TASK: Say only how many lines contain the word "clusters".

-- start SOURCE DATA --

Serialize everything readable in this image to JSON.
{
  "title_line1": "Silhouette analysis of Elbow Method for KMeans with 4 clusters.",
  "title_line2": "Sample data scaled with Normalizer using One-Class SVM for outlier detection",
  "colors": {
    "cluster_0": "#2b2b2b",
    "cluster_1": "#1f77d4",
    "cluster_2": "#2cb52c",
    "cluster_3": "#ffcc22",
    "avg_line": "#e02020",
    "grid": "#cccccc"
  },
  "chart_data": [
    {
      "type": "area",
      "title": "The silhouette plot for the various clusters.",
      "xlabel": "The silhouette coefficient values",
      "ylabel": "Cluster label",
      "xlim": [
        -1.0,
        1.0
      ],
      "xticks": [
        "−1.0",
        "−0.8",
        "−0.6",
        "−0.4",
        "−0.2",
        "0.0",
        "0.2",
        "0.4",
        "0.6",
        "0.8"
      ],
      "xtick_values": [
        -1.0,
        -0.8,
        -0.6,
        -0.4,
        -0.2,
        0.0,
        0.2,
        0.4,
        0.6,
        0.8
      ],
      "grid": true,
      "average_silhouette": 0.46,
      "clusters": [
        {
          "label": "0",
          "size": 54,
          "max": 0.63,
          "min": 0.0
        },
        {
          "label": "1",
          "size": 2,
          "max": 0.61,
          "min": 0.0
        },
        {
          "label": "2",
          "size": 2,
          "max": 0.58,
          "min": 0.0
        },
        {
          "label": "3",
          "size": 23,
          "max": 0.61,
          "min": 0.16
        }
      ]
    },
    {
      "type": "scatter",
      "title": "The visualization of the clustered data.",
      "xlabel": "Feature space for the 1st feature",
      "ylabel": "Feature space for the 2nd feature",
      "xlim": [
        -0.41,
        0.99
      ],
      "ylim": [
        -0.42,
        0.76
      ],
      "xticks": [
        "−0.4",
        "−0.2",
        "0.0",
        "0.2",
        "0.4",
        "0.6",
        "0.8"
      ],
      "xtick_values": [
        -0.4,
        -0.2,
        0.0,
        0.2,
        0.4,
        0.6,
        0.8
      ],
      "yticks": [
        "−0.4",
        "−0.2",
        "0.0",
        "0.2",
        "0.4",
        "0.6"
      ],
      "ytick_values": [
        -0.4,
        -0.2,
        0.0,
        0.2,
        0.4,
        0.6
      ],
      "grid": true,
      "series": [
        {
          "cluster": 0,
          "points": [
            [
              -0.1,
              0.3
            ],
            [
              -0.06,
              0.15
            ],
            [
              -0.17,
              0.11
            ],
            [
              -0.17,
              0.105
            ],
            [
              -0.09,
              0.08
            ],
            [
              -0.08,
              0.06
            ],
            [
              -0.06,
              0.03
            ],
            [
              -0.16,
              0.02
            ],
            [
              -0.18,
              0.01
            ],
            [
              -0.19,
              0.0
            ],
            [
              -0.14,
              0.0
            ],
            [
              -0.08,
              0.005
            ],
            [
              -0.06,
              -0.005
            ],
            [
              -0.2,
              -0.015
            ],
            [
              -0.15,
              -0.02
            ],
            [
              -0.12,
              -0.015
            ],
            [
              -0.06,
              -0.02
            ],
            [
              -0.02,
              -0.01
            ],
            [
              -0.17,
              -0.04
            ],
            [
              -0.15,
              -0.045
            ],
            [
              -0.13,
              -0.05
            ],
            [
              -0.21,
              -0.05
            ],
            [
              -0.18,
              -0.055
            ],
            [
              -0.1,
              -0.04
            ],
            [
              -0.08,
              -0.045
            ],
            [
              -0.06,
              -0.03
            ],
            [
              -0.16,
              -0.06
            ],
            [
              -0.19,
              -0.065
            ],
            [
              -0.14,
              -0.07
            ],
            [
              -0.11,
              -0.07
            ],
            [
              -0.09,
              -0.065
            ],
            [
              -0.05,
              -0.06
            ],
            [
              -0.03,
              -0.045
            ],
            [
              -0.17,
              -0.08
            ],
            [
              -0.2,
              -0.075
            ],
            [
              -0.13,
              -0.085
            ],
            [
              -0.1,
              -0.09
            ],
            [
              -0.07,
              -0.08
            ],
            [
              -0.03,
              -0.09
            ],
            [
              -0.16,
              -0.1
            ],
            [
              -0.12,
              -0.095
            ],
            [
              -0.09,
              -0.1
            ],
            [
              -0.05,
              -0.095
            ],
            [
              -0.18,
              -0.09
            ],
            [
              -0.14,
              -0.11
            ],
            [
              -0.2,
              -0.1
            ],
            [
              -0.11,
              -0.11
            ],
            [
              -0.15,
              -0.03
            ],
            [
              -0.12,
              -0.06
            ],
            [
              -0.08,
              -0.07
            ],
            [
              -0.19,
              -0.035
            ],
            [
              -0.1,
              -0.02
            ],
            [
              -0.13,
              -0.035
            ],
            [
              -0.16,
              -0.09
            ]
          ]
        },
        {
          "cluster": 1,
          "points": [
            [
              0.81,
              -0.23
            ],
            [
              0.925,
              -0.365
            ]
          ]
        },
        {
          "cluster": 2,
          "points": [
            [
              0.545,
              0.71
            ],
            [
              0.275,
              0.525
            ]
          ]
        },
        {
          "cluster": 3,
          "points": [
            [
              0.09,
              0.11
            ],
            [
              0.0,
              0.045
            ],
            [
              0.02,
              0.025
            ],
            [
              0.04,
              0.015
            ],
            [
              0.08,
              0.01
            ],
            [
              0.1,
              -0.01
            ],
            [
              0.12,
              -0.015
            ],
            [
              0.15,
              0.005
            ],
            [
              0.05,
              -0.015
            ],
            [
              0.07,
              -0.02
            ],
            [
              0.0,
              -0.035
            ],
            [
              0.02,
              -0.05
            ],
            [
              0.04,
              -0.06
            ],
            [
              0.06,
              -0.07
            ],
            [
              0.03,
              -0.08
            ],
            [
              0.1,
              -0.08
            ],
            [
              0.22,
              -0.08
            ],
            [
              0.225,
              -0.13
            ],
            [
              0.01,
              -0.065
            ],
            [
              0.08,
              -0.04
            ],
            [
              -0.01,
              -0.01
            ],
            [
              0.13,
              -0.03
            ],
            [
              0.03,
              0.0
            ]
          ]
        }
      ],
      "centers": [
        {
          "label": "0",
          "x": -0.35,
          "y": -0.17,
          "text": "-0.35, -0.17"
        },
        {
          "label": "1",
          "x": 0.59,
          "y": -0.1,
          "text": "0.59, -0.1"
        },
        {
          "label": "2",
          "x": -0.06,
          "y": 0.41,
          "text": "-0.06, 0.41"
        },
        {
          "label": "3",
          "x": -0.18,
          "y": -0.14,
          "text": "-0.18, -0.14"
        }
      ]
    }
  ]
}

-- end SOURCE DATA --

RESPONSE FOR THIS EXERCISE: 3